WHAT IS REQUIRED: Collect all lines from the records below that include the word "mussels".

MATERIAL FOR THIS TASK:
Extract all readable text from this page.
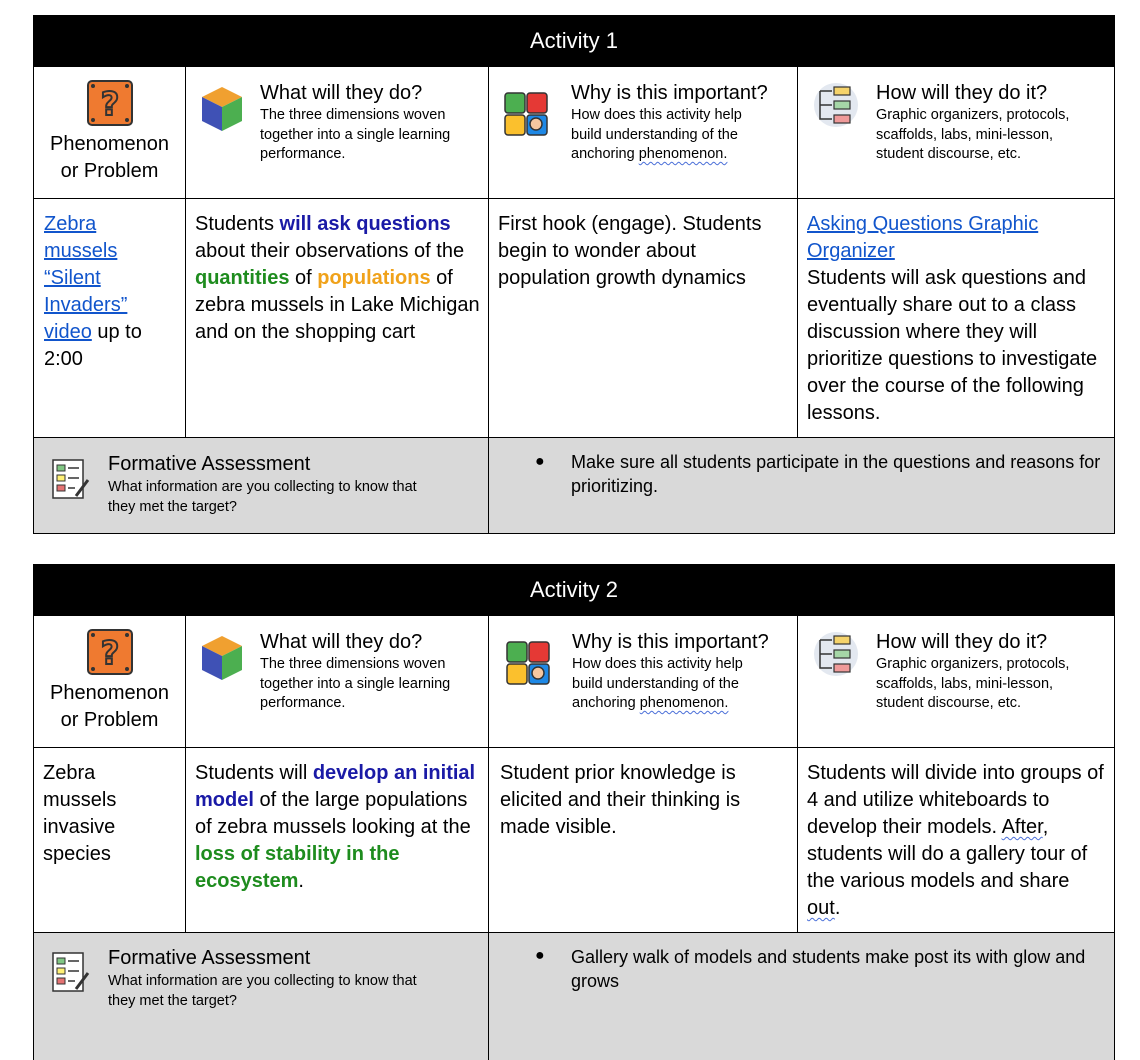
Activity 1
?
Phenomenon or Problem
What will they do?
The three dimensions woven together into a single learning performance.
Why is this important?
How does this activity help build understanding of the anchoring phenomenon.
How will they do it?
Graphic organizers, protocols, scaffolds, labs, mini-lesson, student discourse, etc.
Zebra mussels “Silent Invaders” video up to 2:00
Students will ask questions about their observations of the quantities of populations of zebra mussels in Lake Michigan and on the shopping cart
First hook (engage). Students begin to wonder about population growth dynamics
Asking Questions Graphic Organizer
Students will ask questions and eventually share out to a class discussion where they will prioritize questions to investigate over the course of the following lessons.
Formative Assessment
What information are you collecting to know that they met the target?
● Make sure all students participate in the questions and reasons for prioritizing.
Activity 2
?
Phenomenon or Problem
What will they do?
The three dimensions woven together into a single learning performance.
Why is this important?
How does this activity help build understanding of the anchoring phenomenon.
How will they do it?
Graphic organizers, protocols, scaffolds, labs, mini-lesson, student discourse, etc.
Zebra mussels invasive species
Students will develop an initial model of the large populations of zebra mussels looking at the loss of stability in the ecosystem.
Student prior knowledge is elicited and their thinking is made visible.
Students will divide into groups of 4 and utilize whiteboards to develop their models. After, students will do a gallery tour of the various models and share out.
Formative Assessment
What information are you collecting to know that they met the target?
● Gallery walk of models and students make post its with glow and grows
...
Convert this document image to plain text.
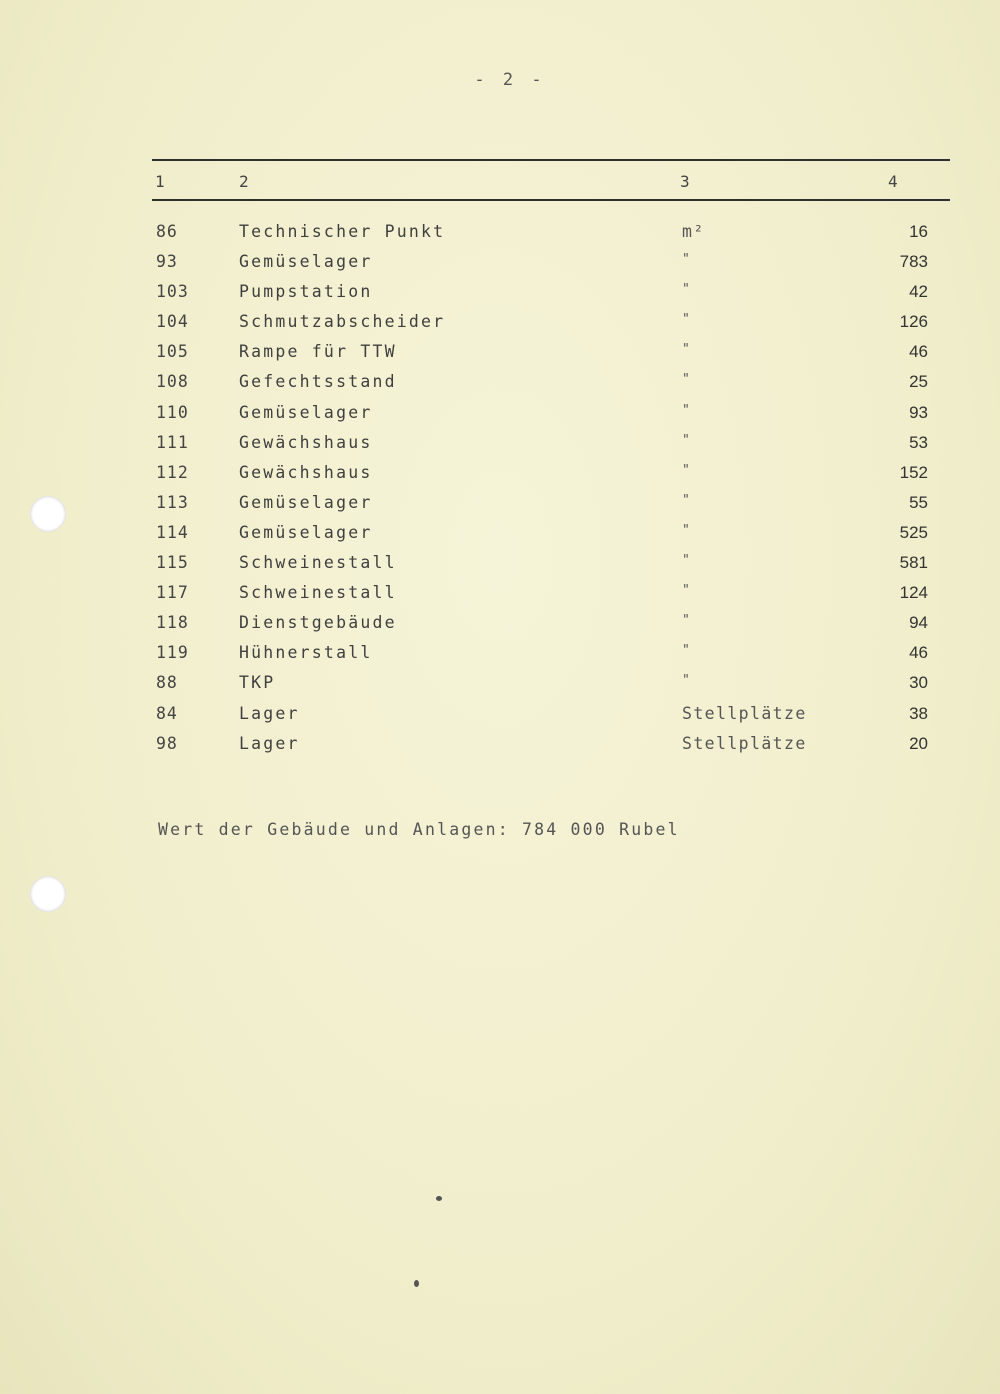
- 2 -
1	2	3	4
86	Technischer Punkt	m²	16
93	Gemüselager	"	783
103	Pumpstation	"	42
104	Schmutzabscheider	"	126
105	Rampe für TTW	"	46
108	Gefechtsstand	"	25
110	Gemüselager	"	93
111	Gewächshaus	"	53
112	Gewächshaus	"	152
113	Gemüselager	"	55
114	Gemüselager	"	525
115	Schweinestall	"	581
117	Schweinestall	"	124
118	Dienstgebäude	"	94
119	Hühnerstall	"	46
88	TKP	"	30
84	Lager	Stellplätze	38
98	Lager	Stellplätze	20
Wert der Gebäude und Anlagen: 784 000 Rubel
==
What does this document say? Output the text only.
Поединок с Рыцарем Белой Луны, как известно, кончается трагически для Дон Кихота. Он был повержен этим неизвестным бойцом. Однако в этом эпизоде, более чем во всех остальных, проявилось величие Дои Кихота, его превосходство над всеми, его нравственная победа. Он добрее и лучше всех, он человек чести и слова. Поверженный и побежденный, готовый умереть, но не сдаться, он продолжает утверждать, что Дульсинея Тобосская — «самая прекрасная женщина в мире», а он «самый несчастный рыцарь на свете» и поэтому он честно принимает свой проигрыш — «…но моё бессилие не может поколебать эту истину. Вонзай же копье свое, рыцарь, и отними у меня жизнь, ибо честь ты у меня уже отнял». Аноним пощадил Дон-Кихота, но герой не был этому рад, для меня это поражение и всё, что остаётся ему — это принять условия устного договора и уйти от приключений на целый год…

EXERCISE OUTPUT:
Zebra mussels “Silent Invaders” video up to 2:00
Students will ask questions about their observations of the quantities of populations of zebra mussels in Lake Michigan and on the shopping cart
Zebra mussels invasive species
Students will develop an initial model of the large populations of zebra mussels looking at the loss of stability in the ecosystem.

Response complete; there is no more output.